REQUIRED TASK: Rewrite the lines below as a Markdown table with the columns "Row" and "Line," where each row gives the row number and the full line, omitting any blank lines.

══ EXERCISE INPUTS ══

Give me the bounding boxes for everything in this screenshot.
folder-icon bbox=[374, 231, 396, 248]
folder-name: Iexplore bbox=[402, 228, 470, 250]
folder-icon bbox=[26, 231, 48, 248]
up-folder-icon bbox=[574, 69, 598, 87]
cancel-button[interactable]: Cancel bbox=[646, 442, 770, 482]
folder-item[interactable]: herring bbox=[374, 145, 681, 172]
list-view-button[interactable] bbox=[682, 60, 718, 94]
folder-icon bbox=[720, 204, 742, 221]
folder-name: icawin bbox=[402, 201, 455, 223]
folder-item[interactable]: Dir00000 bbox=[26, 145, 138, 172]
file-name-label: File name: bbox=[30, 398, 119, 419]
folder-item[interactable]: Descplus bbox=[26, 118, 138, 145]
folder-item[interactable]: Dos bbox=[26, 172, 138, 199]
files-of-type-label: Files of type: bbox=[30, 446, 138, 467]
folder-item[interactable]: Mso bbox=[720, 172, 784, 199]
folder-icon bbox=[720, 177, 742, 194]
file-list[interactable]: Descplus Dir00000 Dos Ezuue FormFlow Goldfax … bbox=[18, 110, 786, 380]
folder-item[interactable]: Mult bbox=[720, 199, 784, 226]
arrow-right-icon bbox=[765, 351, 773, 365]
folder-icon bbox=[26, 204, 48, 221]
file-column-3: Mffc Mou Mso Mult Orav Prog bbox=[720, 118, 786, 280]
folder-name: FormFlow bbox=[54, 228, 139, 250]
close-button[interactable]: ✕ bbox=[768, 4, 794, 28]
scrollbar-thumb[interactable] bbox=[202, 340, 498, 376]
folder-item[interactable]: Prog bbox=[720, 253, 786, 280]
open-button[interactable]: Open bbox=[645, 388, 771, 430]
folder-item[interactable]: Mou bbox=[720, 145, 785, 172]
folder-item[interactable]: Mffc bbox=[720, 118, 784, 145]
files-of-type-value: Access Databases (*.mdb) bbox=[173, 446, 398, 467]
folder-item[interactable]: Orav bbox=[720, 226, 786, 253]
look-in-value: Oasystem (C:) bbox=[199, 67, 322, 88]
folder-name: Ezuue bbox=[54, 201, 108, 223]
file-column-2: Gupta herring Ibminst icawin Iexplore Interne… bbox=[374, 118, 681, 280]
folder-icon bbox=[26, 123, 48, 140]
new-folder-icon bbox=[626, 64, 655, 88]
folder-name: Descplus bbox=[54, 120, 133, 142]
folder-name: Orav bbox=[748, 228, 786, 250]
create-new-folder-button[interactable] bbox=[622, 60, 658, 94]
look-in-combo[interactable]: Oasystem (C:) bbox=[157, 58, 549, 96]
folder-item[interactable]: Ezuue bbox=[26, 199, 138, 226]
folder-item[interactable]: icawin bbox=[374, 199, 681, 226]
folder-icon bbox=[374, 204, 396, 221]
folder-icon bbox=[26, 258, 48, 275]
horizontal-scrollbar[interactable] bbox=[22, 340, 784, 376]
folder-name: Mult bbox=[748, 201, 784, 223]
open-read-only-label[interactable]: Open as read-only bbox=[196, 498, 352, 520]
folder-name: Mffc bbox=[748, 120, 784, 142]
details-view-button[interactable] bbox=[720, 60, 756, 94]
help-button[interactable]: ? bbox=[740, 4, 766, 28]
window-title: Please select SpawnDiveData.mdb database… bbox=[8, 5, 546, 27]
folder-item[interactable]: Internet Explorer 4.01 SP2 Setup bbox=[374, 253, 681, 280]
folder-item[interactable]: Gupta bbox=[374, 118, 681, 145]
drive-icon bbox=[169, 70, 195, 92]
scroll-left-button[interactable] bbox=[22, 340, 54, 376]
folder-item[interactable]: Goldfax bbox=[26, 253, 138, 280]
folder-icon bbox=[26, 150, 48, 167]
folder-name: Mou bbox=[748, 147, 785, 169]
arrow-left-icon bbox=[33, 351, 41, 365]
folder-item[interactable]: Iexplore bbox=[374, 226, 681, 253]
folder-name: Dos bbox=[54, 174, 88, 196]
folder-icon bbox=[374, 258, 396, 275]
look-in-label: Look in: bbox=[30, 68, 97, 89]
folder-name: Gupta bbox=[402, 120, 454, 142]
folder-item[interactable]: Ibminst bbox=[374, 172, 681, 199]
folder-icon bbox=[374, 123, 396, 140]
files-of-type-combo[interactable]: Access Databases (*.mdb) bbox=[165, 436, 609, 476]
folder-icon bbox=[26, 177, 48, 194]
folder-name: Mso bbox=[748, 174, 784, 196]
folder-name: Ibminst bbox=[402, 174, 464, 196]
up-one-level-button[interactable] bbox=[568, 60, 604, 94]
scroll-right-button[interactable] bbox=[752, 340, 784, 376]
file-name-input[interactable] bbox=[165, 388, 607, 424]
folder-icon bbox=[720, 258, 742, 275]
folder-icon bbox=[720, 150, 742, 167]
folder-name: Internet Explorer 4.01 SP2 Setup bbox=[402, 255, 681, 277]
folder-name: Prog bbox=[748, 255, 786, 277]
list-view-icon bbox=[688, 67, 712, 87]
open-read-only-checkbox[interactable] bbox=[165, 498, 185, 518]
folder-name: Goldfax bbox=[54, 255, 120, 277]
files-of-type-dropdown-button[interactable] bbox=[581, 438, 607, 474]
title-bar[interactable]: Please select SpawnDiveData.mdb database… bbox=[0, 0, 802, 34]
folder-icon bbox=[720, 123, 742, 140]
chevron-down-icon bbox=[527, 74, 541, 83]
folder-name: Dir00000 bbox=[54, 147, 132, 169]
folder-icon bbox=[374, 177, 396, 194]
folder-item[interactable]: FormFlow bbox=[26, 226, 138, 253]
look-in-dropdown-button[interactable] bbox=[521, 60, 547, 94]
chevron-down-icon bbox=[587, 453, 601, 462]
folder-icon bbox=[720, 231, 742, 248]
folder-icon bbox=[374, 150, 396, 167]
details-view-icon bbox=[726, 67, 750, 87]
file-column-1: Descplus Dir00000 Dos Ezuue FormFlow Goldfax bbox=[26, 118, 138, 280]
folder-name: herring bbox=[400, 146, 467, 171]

═══

EXERCISE RESULT:
| Row | Line |
|---|---|
| 1 | Give me the bounding boxes for everything in this screenshot. |
| 2 | folder-icon bbox=[374, 231, 396, 248] |
| 3 | folder-name: Iexplore bbox=[402, 228, 470, 250] |
| 4 | folder-icon bbox=[26, 231, 48, 248] |
| 5 | up-folder-icon bbox=[574, 69, 598, 87] |
| 6 | cancel-button[interactable]: Cancel bbox=[646, 442, 770, 482] |
| 7 | folder-item[interactable]: herring bbox=[374, 145, 681, 172] |
| 8 | list-view-button[interactable] bbox=[682, 60, 718, 94] |
| 9 | folder-icon bbox=[720, 204, 742, 221] |
| 10 | folder-name: icawin bbox=[402, 201, 455, 223] |
| 11 | folder-item[interactable]: Dir00000 bbox=[26, 145, 138, 172] |
| 12 | file-name-label: File name: bbox=[30, 398, 119, 419] |
| 13 | folder-item[interactable]: Descplus bbox=[26, 118, 138, 145] |
| 14 | folder-item[interactable]: Dos bbox=[26, 172, 138, 199] |
| 15 | files-of-type-label: Files of type: bbox=[30, 446, 138, 467] |
| 16 | folder-item[interactable]: Mso bbox=[720, 172, 784, 199] |
| 17 | folder-icon bbox=[720, 177, 742, 194] |
| 18 | file-list[interactable]: Descplus Dir00000 Dos Ezuue FormFlow Goldfax … bbox=[18, 110, 786, 380] |
| 19 | folder-item[interactable]: Mult bbox=[720, 199, 784, 226] |
| 20 | arrow-right-icon bbox=[765, 351, 773, 365] |
| 21 | folder-icon bbox=[26, 204, 48, 221] |
| 22 | file-column-3: Mffc Mou Mso Mult Orav Prog bbox=[720, 118, 786, 280] |
| 23 | folder-name: FormFlow bbox=[54, 228, 139, 250] |
| 24 | close-button[interactable]: ✕ bbox=[768, 4, 794, 28] |
| 25 | scrollbar-thumb[interactable] bbox=[202, 340, 498, 376] |
| 26 | folder-item[interactable]: Prog bbox=[720, 253, 786, 280] |
| 27 | open-button[interactable]: Open bbox=[645, 388, 771, 430] |
| 28 | folder-item[interactable]: Mou bbox=[720, 145, 785, 172] |
| 29 | folder-item[interactable]: Mffc bbox=[720, 118, 784, 145] |
| 30 | files-of-type-value: Access Databases (*.mdb) bbox=[173, 446, 398, 467] |
| 31 | folder-item[interactable]: Orav bbox=[720, 226, 786, 253] |
| 32 | look-in-value: Oasystem (C:) bbox=[199, 67, 322, 88] |
| 33 | folder-name: Ezuue bbox=[54, 201, 108, 223] |
| 34 | file-column-2: Gupta herring Ibminst icawin Iexplore Interne… bbox=[374, 118, 681, 280] |
| 35 | folder-icon bbox=[26, 123, 48, 140] |
| 36 | new-folder-icon bbox=[626, 64, 655, 88] |
| 37 | folder-name: Descplus bbox=[54, 120, 133, 142] |
| 38 | folder-name: Orav bbox=[748, 228, 786, 250] |
| 39 | create-new-folder-button[interactable] bbox=[622, 60, 658, 94] |
| 40 | look-in-combo[interactable]: Oasystem (C:) bbox=[157, 58, 549, 96] |
| 41 | folder-item[interactable]: Ezuue bbox=[26, 199, 138, 226] |
| 42 | folder-item[interactable]: icawin bbox=[374, 199, 681, 226] |
| 43 | folder-icon bbox=[374, 204, 396, 221] |
| 44 | folder-icon bbox=[26, 258, 48, 275] |
| 45 | horizontal-scrollbar[interactable] bbox=[22, 340, 784, 376] |
| 46 | folder-name: Mult bbox=[748, 201, 784, 223] |
| 47 | open-read-only-label[interactable]: Open as read-only bbox=[196, 498, 352, 520] |
| 48 | folder-name: Mffc bbox=[748, 120, 784, 142] |
| 49 | details-view-button[interactable] bbox=[720, 60, 756, 94] |
| 50 | help-button[interactable]: ? bbox=[740, 4, 766, 28] |
| 51 | window-title: Please select SpawnDiveData.mdb database… bbox=[8, 5, 546, 27] |
| 52 | folder-item[interactable]: Internet Explorer 4.01 SP2 Setup bbox=[374, 253, 681, 280] |
| 53 | folder-item[interactable]: Gupta bbox=[374, 118, 681, 145] |
| 54 | drive-icon bbox=[169, 70, 195, 92] |
| 55 | scroll-left-button[interactable] bbox=[22, 340, 54, 376] |
| 56 | folder-item[interactable]: Goldfax bbox=[26, 253, 138, 280] |
| 57 | folder-icon bbox=[26, 150, 48, 167] |
| 58 | folder-name: Mou bbox=[748, 147, 785, 169] |
| 59 | arrow-left-icon bbox=[33, 351, 41, 365] |
| 60 | folder-item[interactable]: Iexplore bbox=[374, 226, 681, 253] |
| 61 | folder-name: Dos bbox=[54, 174, 88, 196] |
| 62 | folder-icon bbox=[374, 258, 396, 275] |
| 63 | look-in-label: Look in: bbox=[30, 68, 97, 89] |
| 64 | folder-name: Gupta bbox=[402, 120, 454, 142] |
| 65 | folder-item[interactable]: Ibminst bbox=[374, 172, 681, 199] |
| 66 | folder-icon bbox=[374, 123, 396, 140] |
| 67 | files-of-type-combo[interactable]: Access Databases (*.mdb) bbox=[165, 436, 609, 476] |
| 68 | folder-icon bbox=[26, 177, 48, 194] |
| 69 | folder-name: Mso bbox=[748, 174, 784, 196] |
| 70 | folder-name: Ibminst bbox=[402, 174, 464, 196] |
| 71 | up-one-level-button[interactable] bbox=[568, 60, 604, 94] |
| 72 | scroll-right-button[interactable] bbox=[752, 340, 784, 376] |
| 73 | file-name-input[interactable] bbox=[165, 388, 607, 424] |
| 74 | folder-icon bbox=[720, 258, 742, 275] |
| 75 | folder-icon bbox=[720, 150, 742, 167] |
| 76 | folder-name: Internet Explorer 4.01 SP2 Setup bbox=[402, 255, 681, 277] |
| 77 | folder-name: Prog bbox=[748, 255, 786, 277] |
| 78 | list-view-icon bbox=[688, 67, 712, 87] |
| 79 | open-read-only-checkbox[interactable] bbox=[165, 498, 185, 518] |
| 80 | folder-name: Goldfax bbox=[54, 255, 120, 277] |
| 81 | files-of-type-dropdown-button[interactable] bbox=[581, 438, 607, 474] |
| 82 | title-bar[interactable]: Please select SpawnDiveData.mdb database… bbox=[0, 0, 802, 34] |
| 83 | folder-icon bbox=[720, 123, 742, 140] |
| 84 | chevron-down-icon bbox=[527, 74, 541, 83] |
| 85 | folder-name: Dir00000 bbox=[54, 147, 132, 169] |
| 86 | folder-icon bbox=[374, 177, 396, 194] |
| 87 | folder-item[interactable]: FormFlow bbox=[26, 226, 138, 253] |
| 88 | look-in-dropdown-button[interactable] bbox=[521, 60, 547, 94] |
| 89 | chevron-down-icon bbox=[587, 453, 601, 462] |
| 90 | folder-icon bbox=[720, 231, 742, 248] |
| 91 | folder-icon bbox=[374, 150, 396, 167] |
| 92 | details-view-icon bbox=[726, 67, 750, 87] |
| 93 | file-column-1: Descplus Dir00000 Dos Ezuue FormFlow Goldfax bbox=[26, 118, 138, 280] |
| 94 | folder-name: herring bbox=[400, 146, 467, 171] |